• DATA LISTING:
· · ·

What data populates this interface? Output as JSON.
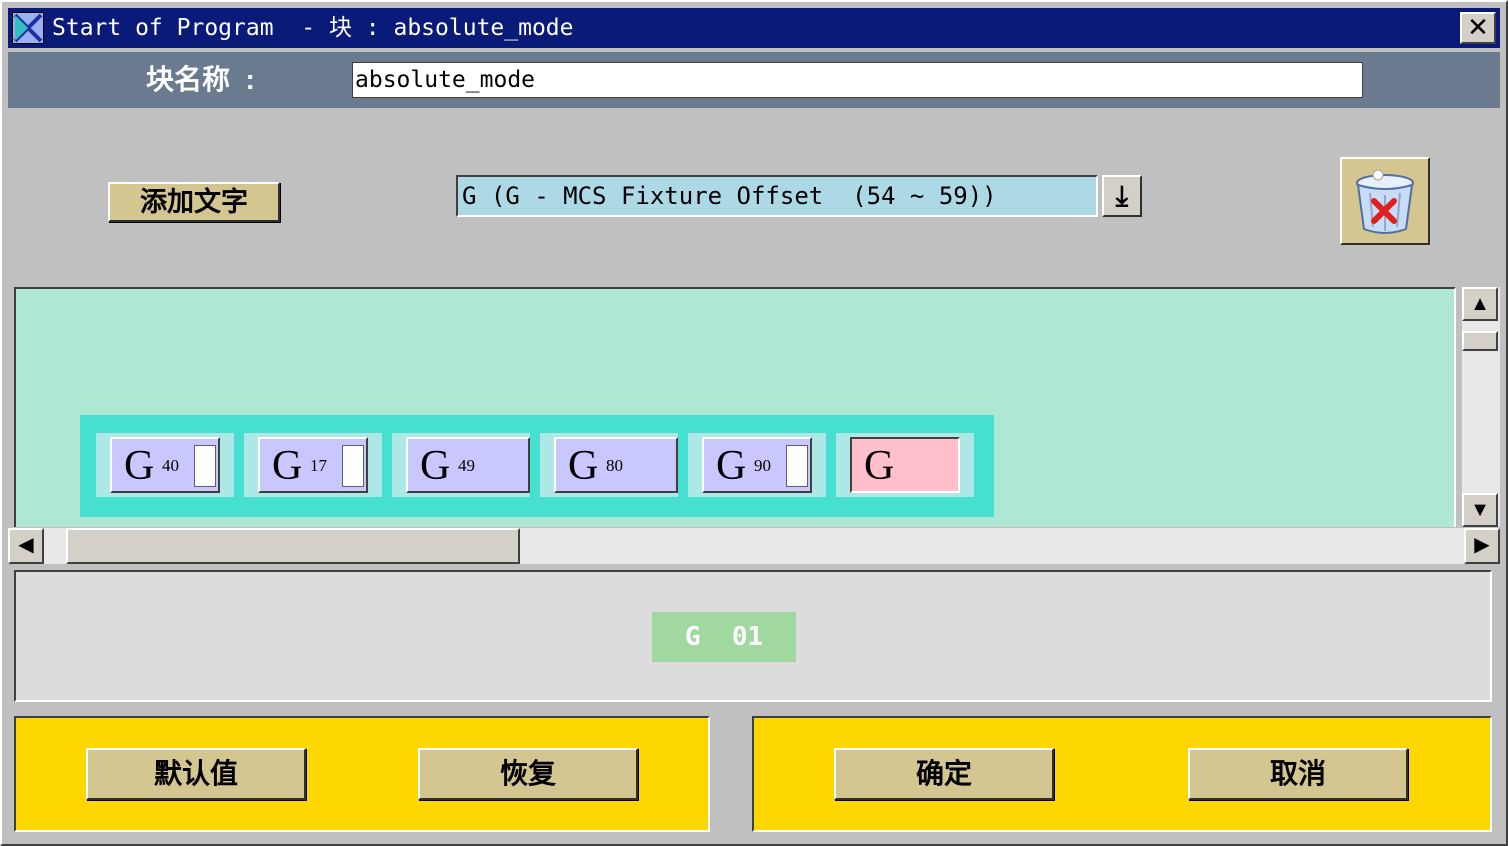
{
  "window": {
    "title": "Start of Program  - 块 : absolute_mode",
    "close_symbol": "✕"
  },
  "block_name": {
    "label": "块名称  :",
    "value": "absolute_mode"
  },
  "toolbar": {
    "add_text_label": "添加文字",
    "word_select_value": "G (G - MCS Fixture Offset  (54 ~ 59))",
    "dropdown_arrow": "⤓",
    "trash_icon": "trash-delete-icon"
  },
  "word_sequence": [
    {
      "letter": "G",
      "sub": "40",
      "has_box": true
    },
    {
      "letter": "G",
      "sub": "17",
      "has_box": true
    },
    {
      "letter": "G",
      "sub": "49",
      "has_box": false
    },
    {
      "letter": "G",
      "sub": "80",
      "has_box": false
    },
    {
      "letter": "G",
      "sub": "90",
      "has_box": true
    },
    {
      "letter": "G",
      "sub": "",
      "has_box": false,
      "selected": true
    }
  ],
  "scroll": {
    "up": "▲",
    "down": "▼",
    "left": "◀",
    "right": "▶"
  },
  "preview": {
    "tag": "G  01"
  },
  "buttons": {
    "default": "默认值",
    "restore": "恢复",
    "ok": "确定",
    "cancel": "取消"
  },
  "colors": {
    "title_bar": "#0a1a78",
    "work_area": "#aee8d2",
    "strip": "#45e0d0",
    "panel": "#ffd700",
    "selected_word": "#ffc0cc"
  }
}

· · ·

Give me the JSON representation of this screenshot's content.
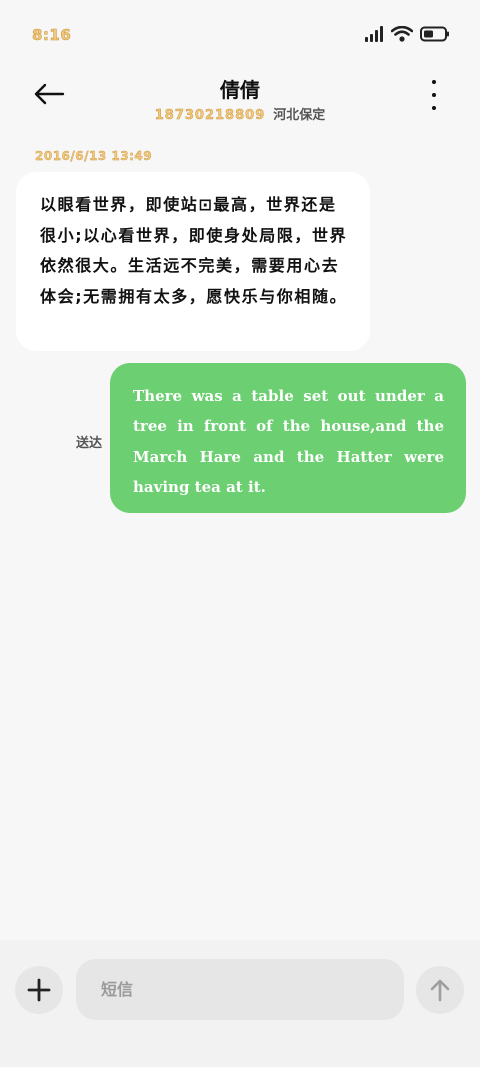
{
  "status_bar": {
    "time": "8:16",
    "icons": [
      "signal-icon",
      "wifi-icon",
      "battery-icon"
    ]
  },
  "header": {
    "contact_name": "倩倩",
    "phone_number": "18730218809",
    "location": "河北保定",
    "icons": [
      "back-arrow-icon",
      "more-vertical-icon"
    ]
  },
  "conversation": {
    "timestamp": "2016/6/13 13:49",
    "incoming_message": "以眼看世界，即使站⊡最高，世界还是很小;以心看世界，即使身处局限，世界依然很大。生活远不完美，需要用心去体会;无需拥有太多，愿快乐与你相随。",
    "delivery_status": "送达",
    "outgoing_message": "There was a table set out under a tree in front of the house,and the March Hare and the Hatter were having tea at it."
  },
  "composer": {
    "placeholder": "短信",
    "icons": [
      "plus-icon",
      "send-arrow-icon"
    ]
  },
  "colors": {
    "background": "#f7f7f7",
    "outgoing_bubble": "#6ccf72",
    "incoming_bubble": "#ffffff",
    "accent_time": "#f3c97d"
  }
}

· · ·

Whenever "JSON" turns up in a line, pick that line out.

• TASK OUTPUT:
What data populates this interface? Output as JSON.
Give me the JSON representation of this screenshot's content.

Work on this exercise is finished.